+++ Listed records +++

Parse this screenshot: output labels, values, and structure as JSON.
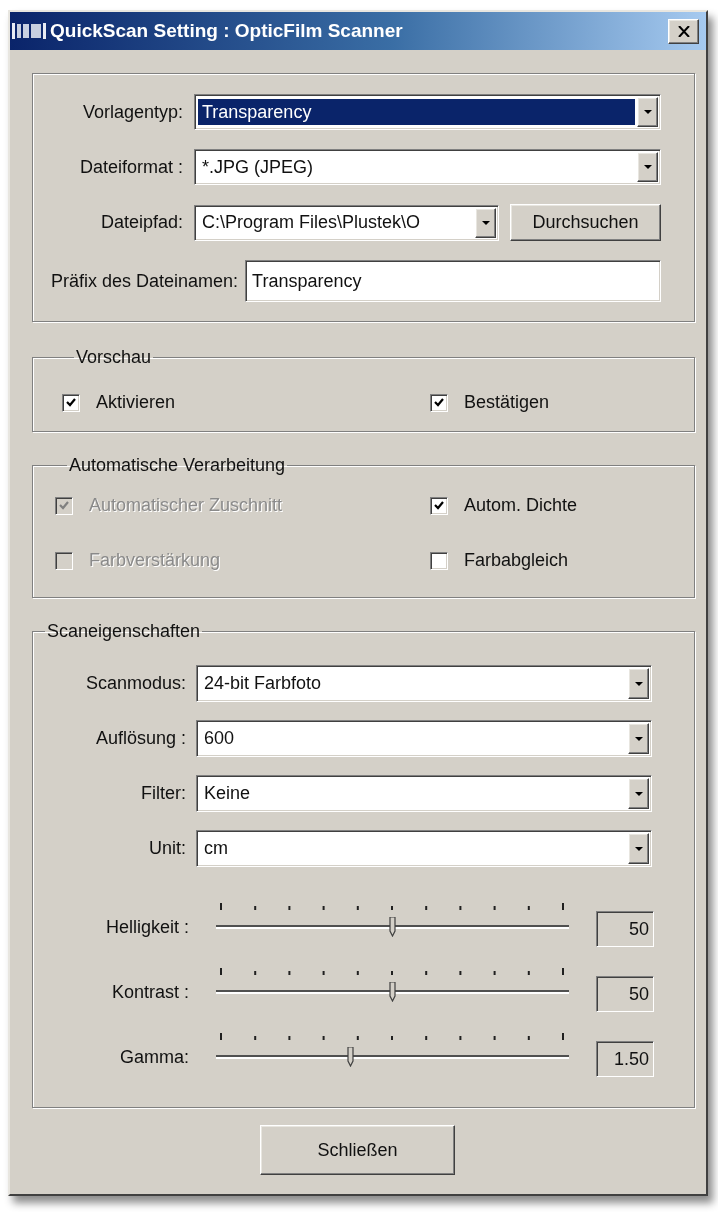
{
  "window": {
    "title": "QuickScan Setting : OpticFilm Scanner"
  },
  "file_settings": {
    "fields": [
      {
        "label": "Vorlagentyp:",
        "kind": "dropdown",
        "value": "Transparency",
        "focused": true
      },
      {
        "label": "Dateiformat :",
        "kind": "dropdown",
        "value": "*.JPG (JPEG)",
        "focused": false
      },
      {
        "label": "Dateipfad:",
        "kind": "path",
        "value": "C:\\Program Files\\Plustek\\O",
        "focused": false,
        "button": "Durchsuchen"
      },
      {
        "label": "Präfix des Dateinamen:",
        "kind": "text",
        "value": "Transparency",
        "focused": false
      }
    ]
  },
  "preview": {
    "legend": "Vorschau",
    "options": [
      {
        "label": "Aktivieren",
        "checked": true,
        "disabled": false
      },
      {
        "label": "Bestätigen",
        "checked": true,
        "disabled": false
      }
    ]
  },
  "auto_processing": {
    "legend": "Automatische Verarbeitung",
    "options": [
      {
        "label": "Automatischer Zuschnitt",
        "checked": true,
        "disabled": true
      },
      {
        "label": "Autom. Dichte",
        "checked": true,
        "disabled": false
      },
      {
        "label": "Farbverstärkung",
        "checked": false,
        "disabled": true
      },
      {
        "label": "Farbabgleich",
        "checked": false,
        "disabled": false
      }
    ]
  },
  "scan_properties": {
    "legend": "Scaneigenschaften",
    "dropdowns": [
      {
        "label": "Scanmodus:",
        "value": "24-bit Farbfoto"
      },
      {
        "label": "Auflösung :",
        "value": "600"
      },
      {
        "label": "Filter:",
        "value": "Keine"
      },
      {
        "label": "Unit:",
        "value": "cm"
      }
    ],
    "sliders": [
      {
        "label": "Helligkeit :",
        "level": 0.5,
        "reading": "50"
      },
      {
        "label": "Kontrast :",
        "level": 0.5,
        "reading": "50"
      },
      {
        "label": "Gamma:",
        "level": 0.38,
        "reading": "1.50"
      }
    ]
  },
  "buttons": [
    "Schließen"
  ]
}
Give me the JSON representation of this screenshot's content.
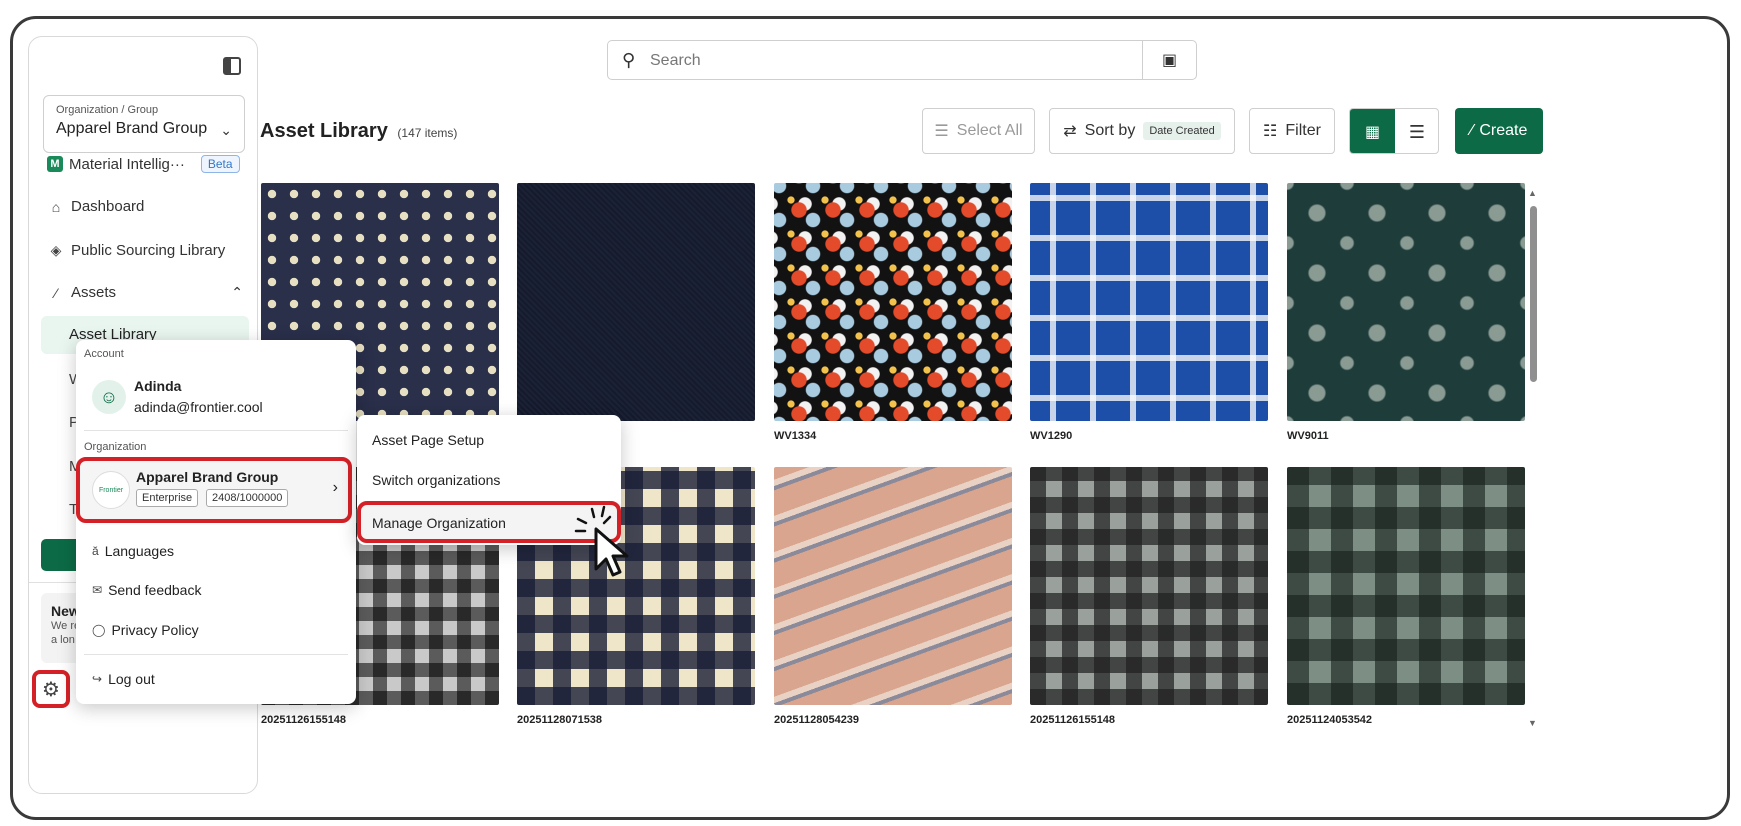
{
  "sidebar": {
    "org_select": {
      "label": "Organization / Group",
      "value": "Apparel Brand Group"
    },
    "items": [
      {
        "label": "Material Intellig···",
        "badge": "Beta",
        "icon": "material-intelligence-logo"
      },
      {
        "label": "Dashboard",
        "icon": "dashboard-icon"
      },
      {
        "label": "Public Sourcing Library",
        "icon": "layers-icon"
      },
      {
        "label": "Assets",
        "icon": "assets-icon"
      }
    ],
    "active_item": "Asset Library",
    "hidden_initials": [
      "W",
      "P",
      "M",
      "T"
    ],
    "news": {
      "title": "New",
      "line1": "We re",
      "line2": "a lon"
    }
  },
  "search": {
    "placeholder": "Search"
  },
  "header": {
    "title": "Asset Library",
    "count": "(147 items)",
    "select_all": "Select All",
    "sort_label": "Sort by",
    "sort_value": "Date Created",
    "filter": "Filter",
    "create": "Create"
  },
  "assets": [
    {
      "label": "",
      "pattern": "navy-geometric"
    },
    {
      "label": "",
      "pattern": "dark-navy"
    },
    {
      "label": "WV1334",
      "pattern": "floral"
    },
    {
      "label": "WV1290",
      "pattern": "blue-plaid"
    },
    {
      "label": "WV9011",
      "pattern": "teal-floral"
    },
    {
      "label": "20251126155148",
      "pattern": "dark-gingham"
    },
    {
      "label": "20251128071538",
      "pattern": "navy-gingham"
    },
    {
      "label": "20251128054239",
      "pattern": "pink-stripe"
    },
    {
      "label": "20251126155148",
      "pattern": "gray-gingham"
    },
    {
      "label": "20251124053542",
      "pattern": "green-plaid"
    }
  ],
  "account_menu": {
    "account_section": "Account",
    "user_name": "Adinda",
    "user_email": "adinda@frontier.cool",
    "org_section": "Organization",
    "org_name": "Apparel Brand Group",
    "org_logo_text": "Frontier",
    "plan": "Enterprise",
    "usage": "2408/1000000",
    "languages": "Languages",
    "feedback": "Send feedback",
    "privacy": "Privacy Policy",
    "logout": "Log out"
  },
  "org_submenu": {
    "items": [
      "Asset Page Setup",
      "Switch organizations",
      "Manage Organization"
    ]
  },
  "colors": {
    "brand_green": "#0c6b46",
    "highlight_red": "#d42127"
  }
}
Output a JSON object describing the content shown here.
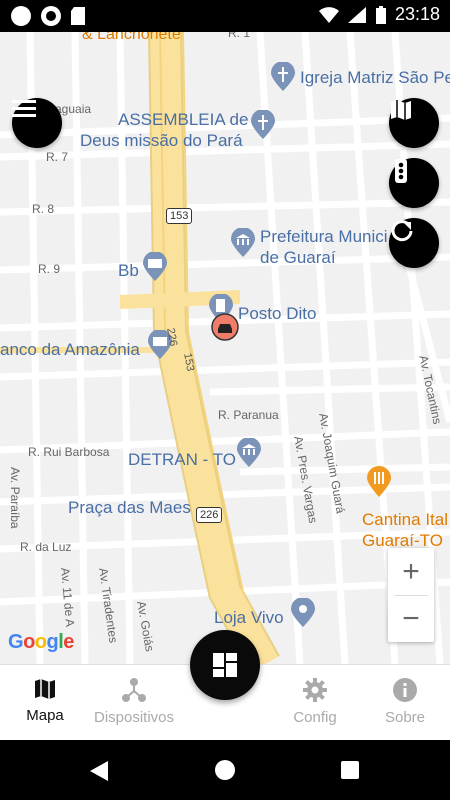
{
  "status_bar": {
    "time": "23:18"
  },
  "map": {
    "pois": {
      "lanchonete": "& Lanchonete",
      "igreja": "Igreja Matriz São Pe",
      "assembleia_l1": "ASSEMBLEIA de",
      "assembleia_l2": "Deus missão do Pará",
      "prefeitura_l1": "Prefeitura Munici",
      "prefeitura_l2": "de Guaraí",
      "bb": "Bb",
      "posto": "Posto Dito",
      "banco": "anco da Amazônia",
      "detran": "DETRAN - TO",
      "praca": "Praça das Maes",
      "cantina_l1": "Cantina Ital",
      "cantina_l2": "Guaraí-TO",
      "loja": "Loja Vivo"
    },
    "streets": {
      "r1": "R. 1",
      "guaiua": "aguaia",
      "r7": "R. 7",
      "r8": "R. 8",
      "r9": "R. 9",
      "paranua": "R. Paranua",
      "rui": "R. Rui Barbosa",
      "luz": "R. da Luz",
      "joaquim": "Av. Joaquim Guará",
      "tocantins": "Av. Tocantins",
      "pres": "Av. Pres. Vargas",
      "paraiba": "Av. Paraíba",
      "av11": "Av. 11 de A",
      "tiradentes": "Av. Tiradentes",
      "goias": "Av. Goiás",
      "br153_a": "153",
      "br153_b": "153",
      "br226_a": "226",
      "br226_b": "226",
      "br226_c": "226"
    },
    "attribution": "Google",
    "zoom": {
      "in": "+",
      "out": "−"
    }
  },
  "bottom_nav": {
    "items": [
      {
        "label": "Mapa",
        "icon": "map-icon",
        "active": true
      },
      {
        "label": "Dispositivos",
        "icon": "device-hub-icon",
        "active": false
      },
      {
        "label": "Config",
        "icon": "gear-icon",
        "active": false
      },
      {
        "label": "Sobre",
        "icon": "info-icon",
        "active": false
      }
    ]
  },
  "colors": {
    "accent": "#000000",
    "road_major": "#fbe29c",
    "poi_blue": "#4a6fa5",
    "poi_orange": "#e07b00"
  }
}
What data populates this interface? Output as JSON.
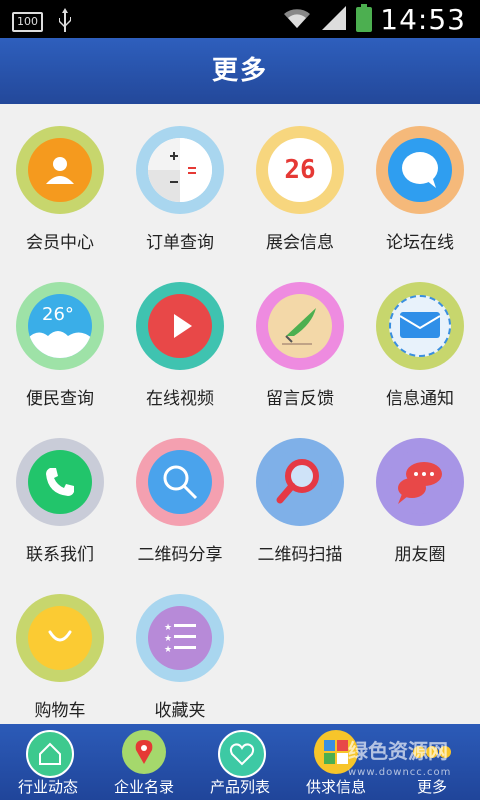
{
  "status_bar": {
    "battery": "100",
    "time": "14:53"
  },
  "header": {
    "title": "更多"
  },
  "grid": {
    "items": [
      {
        "label": "会员中心"
      },
      {
        "label": "订单查询"
      },
      {
        "label": "展会信息",
        "badge": "26"
      },
      {
        "label": "论坛在线"
      },
      {
        "label": "便民查询",
        "temp": "26°"
      },
      {
        "label": "在线视频"
      },
      {
        "label": "留言反馈"
      },
      {
        "label": "信息通知"
      },
      {
        "label": "联系我们"
      },
      {
        "label": "二维码分享"
      },
      {
        "label": "二维码扫描"
      },
      {
        "label": "朋友圈"
      },
      {
        "label": "购物车"
      },
      {
        "label": "收藏夹"
      }
    ]
  },
  "bottom_nav": {
    "items": [
      {
        "label": "行业动态"
      },
      {
        "label": "企业名录"
      },
      {
        "label": "产品列表"
      },
      {
        "label": "供求信息"
      },
      {
        "label": "更多"
      }
    ]
  },
  "watermark": {
    "text": "绿色资源网",
    "sub": "www.downcc.com"
  }
}
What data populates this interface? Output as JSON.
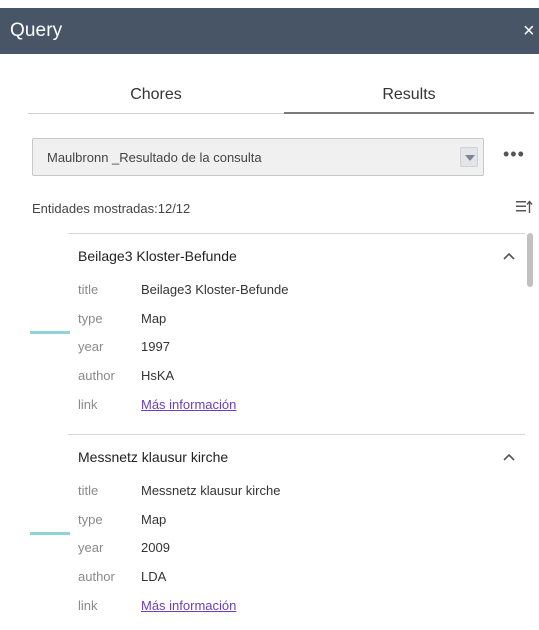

+++

#### To do:
Using the data above, write out every line exactly, leaving the images behind.

#### Task solution:
Parse this screenshot: output labels, values, and structure as JSON.
{
  "window": {
    "title": "QuickScan Setting : OpticFilm Scanner"
  },
  "file_settings": {
    "fields": [
      {
        "label": "Vorlagentyp:",
        "kind": "dropdown",
        "value": "Transparency",
        "focused": true
      },
      {
        "label": "Dateiformat :",
        "kind": "dropdown",
        "value": "*.JPG (JPEG)",
        "focused": false
      },
      {
        "label": "Dateipfad:",
        "kind": "path",
        "value": "C:\\Program Files\\Plustek\\O",
        "focused": false,
        "button": "Durchsuchen"
      },
      {
        "label": "Präfix des Dateinamen:",
        "kind": "text",
        "value": "Transparency",
        "focused": false
      }
    ]
  },
  "preview": {
    "legend": "Vorschau",
    "options": [
      {
        "label": "Aktivieren",
        "checked": true,
        "disabled": false
      },
      {
        "label": "Bestätigen",
        "checked": true,
        "disabled": false
      }
    ]
  },
  "auto_processing": {
    "legend": "Automatische Verarbeitung",
    "options": [
      {
        "label": "Automatischer Zuschnitt",
        "checked": true,
        "disabled": true
      },
      {
        "label": "Autom. Dichte",
        "checked": true,
        "disabled": false
      },
      {
        "label": "Farbverstärkung",
        "checked": false,
        "disabled": true
      },
      {
        "label": "Farbabgleich",
        "checked": false,
        "disabled": false
      }
    ]
  },
  "scan_properties": {
    "legend": "Scaneigenschaften",
    "dropdowns": [
      {
        "label": "Scanmodus:",
        "value": "24-bit Farbfoto"
      },
      {
        "label": "Auflösung :",
        "value": "600"
      },
      {
        "label": "Filter:",
        "value": "Keine"
      },
      {
        "label": "Unit:",
        "value": "cm"
      }
    ],
    "sliders": [
      {
        "label": "Helligkeit :",
        "level": 0.5,
        "reading": "50"
      },
      {
        "label": "Kontrast :",
        "level": 0.5,
        "reading": "50"
      },
      {
        "label": "Gamma:",
        "level": 0.38,
        "reading": "1.50"
      }
    ]
  },
  "buttons": [
    "Schließen"
  ]
}
Give me the JSON representation of this screenshot's content.
{
  "sidebar": {
    "org_select": {
      "label": "Organization / Group",
      "value": "Apparel Brand Group"
    },
    "items": [
      {
        "label": "Material Intellig···",
        "badge": "Beta",
        "icon": "material-intelligence-logo"
      },
      {
        "label": "Dashboard",
        "icon": "dashboard-icon"
      },
      {
        "label": "Public Sourcing Library",
        "icon": "layers-icon"
      },
      {
        "label": "Assets",
        "icon": "assets-icon"
      }
    ],
    "active_item": "Asset Library",
    "hidden_initials": [
      "W",
      "P",
      "M",
      "T"
    ],
    "news": {
      "title": "New",
      "line1": "We re",
      "line2": "a lon"
    }
  },
  "search": {
    "placeholder": "Search"
  },
  "header": {
    "title": "Asset Library",
    "count": "(147 items)",
    "select_all": "Select All",
    "sort_label": "Sort by",
    "sort_value": "Date Created",
    "filter": "Filter",
    "create": "Create"
  },
  "assets": [
    {
      "label": "",
      "pattern": "navy-geometric"
    },
    {
      "label": "",
      "pattern": "dark-navy"
    },
    {
      "label": "WV1334",
      "pattern": "floral"
    },
    {
      "label": "WV1290",
      "pattern": "blue-plaid"
    },
    {
      "label": "WV9011",
      "pattern": "teal-floral"
    },
    {
      "label": "20251126155148",
      "pattern": "dark-gingham"
    },
    {
      "label": "20251128071538",
      "pattern": "navy-gingham"
    },
    {
      "label": "20251128054239",
      "pattern": "pink-stripe"
    },
    {
      "label": "20251126155148",
      "pattern": "gray-gingham"
    },
    {
      "label": "20251124053542",
      "pattern": "green-plaid"
    }
  ],
  "account_menu": {
    "account_section": "Account",
    "user_name": "Adinda",
    "user_email": "adinda@frontier.cool",
    "org_section": "Organization",
    "org_name": "Apparel Brand Group",
    "org_logo_text": "Frontier",
    "plan": "Enterprise",
    "usage": "2408/1000000",
    "languages": "Languages",
    "feedback": "Send feedback",
    "privacy": "Privacy Policy",
    "logout": "Log out"
  },
  "org_submenu": {
    "items": [
      "Asset Page Setup",
      "Switch organizations",
      "Manage Organization"
    ]
  },
  "colors": {
    "brand_green": "#0c6b46",
    "highlight_red": "#d42127"
  }
}
Output a JSON object describing the content shown here.
{
  "status_bar": {
    "time": "23:18"
  },
  "map": {
    "pois": {
      "lanchonete": "& Lanchonete",
      "igreja": "Igreja Matriz São Pe",
      "assembleia_l1": "ASSEMBLEIA de",
      "assembleia_l2": "Deus missão do Pará",
      "prefeitura_l1": "Prefeitura Munici",
      "prefeitura_l2": "de Guaraí",
      "bb": "Bb",
      "posto": "Posto Dito",
      "banco": "anco da Amazônia",
      "detran": "DETRAN - TO",
      "praca": "Praça das Maes",
      "cantina_l1": "Cantina Ital",
      "cantina_l2": "Guaraí-TO",
      "loja": "Loja Vivo"
    },
    "streets": {
      "r1": "R. 1",
      "guaiua": "aguaia",
      "r7": "R. 7",
      "r8": "R. 8",
      "r9": "R. 9",
      "paranua": "R. Paranua",
      "rui": "R. Rui Barbosa",
      "luz": "R. da Luz",
      "joaquim": "Av. Joaquim Guará",
      "tocantins": "Av. Tocantins",
      "pres": "Av. Pres. Vargas",
      "paraiba": "Av. Paraíba",
      "av11": "Av. 11 de A",
      "tiradentes": "Av. Tiradentes",
      "goias": "Av. Goiás",
      "br153_a": "153",
      "br153_b": "153",
      "br226_a": "226",
      "br226_b": "226",
      "br226_c": "226"
    },
    "attribution": "Google",
    "zoom": {
      "in": "+",
      "out": "−"
    }
  },
  "bottom_nav": {
    "items": [
      {
        "label": "Mapa",
        "icon": "map-icon",
        "active": true
      },
      {
        "label": "Dispositivos",
        "icon": "device-hub-icon",
        "active": false
      },
      {
        "label": "Config",
        "icon": "gear-icon",
        "active": false
      },
      {
        "label": "Sobre",
        "icon": "info-icon",
        "active": false
      }
    ]
  },
  "colors": {
    "accent": "#000000",
    "road_major": "#fbe29c",
    "poi_blue": "#4a6fa5",
    "poi_orange": "#e07b00"
  }
}
What data populates this interface? Output as JSON.
{
  "status_bar": {
    "battery": "100",
    "time": "14:53"
  },
  "header": {
    "title": "更多"
  },
  "grid": {
    "items": [
      {
        "label": "会员中心"
      },
      {
        "label": "订单查询"
      },
      {
        "label": "展会信息",
        "badge": "26"
      },
      {
        "label": "论坛在线"
      },
      {
        "label": "便民查询",
        "temp": "26°"
      },
      {
        "label": "在线视频"
      },
      {
        "label": "留言反馈"
      },
      {
        "label": "信息通知"
      },
      {
        "label": "联系我们"
      },
      {
        "label": "二维码分享"
      },
      {
        "label": "二维码扫描"
      },
      {
        "label": "朋友圈"
      },
      {
        "label": "购物车"
      },
      {
        "label": "收藏夹"
      }
    ]
  },
  "bottom_nav": {
    "items": [
      {
        "label": "行业动态"
      },
      {
        "label": "企业名录"
      },
      {
        "label": "产品列表"
      },
      {
        "label": "供求信息"
      },
      {
        "label": "更多"
      }
    ]
  },
  "watermark": {
    "text": "绿色资源网",
    "sub": "www.downcc.com"
  }
}
What data populates this interface? Output as JSON.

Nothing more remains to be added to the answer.